-- What to work on --
Look through the data below and return each line where "four" appears.

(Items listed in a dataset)

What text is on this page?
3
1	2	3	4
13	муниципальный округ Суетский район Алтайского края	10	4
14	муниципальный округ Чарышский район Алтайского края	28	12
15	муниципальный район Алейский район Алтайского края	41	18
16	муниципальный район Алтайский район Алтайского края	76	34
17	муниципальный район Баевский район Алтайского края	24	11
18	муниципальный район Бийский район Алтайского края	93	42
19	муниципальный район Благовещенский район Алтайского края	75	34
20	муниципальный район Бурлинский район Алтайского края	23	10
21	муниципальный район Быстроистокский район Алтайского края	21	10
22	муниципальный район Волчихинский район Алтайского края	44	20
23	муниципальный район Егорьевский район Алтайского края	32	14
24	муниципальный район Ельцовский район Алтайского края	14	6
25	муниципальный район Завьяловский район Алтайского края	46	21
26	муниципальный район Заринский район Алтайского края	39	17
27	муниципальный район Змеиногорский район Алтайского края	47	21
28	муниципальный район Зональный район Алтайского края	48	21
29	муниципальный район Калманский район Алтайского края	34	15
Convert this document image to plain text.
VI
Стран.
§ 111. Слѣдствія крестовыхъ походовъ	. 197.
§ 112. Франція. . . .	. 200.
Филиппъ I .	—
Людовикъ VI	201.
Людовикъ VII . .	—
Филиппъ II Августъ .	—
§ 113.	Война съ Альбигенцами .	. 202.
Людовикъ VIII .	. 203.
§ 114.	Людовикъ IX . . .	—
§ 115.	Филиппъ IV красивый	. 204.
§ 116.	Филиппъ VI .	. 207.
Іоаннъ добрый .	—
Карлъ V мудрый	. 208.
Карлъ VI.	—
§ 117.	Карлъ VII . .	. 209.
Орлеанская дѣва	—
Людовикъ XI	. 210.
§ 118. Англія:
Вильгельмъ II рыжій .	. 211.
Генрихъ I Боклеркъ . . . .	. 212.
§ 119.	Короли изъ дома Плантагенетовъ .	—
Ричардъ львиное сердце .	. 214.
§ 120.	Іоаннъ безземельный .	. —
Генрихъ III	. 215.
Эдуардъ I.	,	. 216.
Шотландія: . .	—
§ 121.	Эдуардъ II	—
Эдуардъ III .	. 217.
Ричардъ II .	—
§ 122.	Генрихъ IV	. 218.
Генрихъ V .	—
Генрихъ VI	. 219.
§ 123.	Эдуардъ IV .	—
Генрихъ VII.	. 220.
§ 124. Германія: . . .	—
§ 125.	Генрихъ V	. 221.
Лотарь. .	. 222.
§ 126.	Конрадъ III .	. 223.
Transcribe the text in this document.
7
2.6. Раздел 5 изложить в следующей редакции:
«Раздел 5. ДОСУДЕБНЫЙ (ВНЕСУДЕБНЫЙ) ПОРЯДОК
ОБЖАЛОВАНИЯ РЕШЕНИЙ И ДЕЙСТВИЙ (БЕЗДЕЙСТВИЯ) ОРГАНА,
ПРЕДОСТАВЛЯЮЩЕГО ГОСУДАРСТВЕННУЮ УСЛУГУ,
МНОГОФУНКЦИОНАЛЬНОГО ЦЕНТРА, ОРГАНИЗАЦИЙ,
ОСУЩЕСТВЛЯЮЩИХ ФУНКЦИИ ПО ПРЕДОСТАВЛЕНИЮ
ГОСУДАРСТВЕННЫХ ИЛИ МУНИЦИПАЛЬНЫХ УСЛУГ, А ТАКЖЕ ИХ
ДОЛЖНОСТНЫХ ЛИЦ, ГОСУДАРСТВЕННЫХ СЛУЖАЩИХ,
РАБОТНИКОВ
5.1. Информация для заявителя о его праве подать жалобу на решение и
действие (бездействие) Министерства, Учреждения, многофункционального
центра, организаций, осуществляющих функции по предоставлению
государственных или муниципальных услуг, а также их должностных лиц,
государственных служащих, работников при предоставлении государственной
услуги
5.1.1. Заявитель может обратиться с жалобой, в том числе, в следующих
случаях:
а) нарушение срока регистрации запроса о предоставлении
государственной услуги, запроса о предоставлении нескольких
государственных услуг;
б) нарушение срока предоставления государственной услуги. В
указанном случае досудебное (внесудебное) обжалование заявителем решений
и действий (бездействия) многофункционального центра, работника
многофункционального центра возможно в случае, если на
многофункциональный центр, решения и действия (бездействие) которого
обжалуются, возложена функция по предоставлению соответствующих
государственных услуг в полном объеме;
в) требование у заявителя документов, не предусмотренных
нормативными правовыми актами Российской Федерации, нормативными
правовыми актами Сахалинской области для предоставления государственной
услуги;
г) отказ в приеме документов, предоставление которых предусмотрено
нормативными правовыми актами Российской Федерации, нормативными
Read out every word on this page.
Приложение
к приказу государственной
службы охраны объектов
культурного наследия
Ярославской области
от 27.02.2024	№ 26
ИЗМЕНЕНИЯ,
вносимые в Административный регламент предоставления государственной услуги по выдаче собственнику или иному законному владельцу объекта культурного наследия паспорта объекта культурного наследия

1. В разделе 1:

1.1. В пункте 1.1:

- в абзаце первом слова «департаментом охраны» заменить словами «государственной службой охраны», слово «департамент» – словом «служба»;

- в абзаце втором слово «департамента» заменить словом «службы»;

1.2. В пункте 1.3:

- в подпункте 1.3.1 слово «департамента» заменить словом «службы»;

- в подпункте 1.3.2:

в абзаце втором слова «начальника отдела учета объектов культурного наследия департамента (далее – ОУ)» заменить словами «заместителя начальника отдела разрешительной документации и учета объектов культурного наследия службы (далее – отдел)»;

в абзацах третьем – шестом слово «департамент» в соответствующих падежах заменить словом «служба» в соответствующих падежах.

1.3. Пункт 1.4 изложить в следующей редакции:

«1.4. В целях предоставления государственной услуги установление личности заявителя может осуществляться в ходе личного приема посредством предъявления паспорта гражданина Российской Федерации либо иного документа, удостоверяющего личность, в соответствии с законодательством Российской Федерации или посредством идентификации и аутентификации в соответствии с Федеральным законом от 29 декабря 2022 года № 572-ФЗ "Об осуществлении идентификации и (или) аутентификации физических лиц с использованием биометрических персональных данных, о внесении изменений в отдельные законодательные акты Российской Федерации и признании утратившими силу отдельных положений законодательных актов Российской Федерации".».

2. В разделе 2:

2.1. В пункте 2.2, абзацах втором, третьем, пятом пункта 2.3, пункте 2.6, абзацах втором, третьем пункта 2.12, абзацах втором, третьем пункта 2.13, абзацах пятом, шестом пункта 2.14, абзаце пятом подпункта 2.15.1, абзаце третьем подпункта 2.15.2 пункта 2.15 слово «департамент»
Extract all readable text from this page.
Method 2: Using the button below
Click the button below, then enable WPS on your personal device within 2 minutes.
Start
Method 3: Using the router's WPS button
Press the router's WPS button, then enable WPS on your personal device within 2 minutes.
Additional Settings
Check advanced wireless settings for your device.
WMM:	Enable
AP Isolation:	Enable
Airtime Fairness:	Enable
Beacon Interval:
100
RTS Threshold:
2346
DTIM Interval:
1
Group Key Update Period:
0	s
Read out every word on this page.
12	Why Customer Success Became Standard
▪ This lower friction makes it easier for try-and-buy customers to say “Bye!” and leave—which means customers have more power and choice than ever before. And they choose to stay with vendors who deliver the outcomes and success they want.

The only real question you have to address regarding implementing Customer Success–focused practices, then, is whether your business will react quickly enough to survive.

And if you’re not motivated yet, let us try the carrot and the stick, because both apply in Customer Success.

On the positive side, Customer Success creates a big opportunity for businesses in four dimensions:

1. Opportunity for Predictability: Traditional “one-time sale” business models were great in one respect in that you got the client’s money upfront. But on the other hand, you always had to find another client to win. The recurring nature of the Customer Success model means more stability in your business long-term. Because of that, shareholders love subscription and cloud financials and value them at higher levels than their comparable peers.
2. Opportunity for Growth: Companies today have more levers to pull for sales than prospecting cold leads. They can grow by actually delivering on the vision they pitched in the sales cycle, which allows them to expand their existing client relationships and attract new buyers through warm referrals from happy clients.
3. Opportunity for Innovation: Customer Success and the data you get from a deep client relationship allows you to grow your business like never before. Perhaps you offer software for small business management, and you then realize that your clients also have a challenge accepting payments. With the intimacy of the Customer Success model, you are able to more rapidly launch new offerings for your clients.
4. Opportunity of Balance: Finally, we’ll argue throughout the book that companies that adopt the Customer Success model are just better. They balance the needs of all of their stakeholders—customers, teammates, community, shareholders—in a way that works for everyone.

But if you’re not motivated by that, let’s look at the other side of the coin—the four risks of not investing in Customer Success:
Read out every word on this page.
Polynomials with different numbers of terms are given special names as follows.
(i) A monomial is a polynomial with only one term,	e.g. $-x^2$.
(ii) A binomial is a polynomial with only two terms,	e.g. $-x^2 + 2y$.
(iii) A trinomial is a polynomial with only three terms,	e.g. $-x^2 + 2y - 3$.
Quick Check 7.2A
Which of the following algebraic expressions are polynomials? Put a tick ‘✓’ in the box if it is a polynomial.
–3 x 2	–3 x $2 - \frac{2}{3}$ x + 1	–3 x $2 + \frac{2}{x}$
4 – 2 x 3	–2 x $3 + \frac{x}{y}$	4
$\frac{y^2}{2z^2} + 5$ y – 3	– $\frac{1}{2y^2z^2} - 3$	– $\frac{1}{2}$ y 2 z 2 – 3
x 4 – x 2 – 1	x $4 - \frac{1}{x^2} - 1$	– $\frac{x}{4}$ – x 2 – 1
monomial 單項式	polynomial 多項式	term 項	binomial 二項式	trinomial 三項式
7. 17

-- Task response --
On the positive side, Customer Success creates a big opportunity for businesses in four dimensions:
But if you’re not motivated by that, let’s look at the other side of the coin—the four risks of not investing in Customer Success:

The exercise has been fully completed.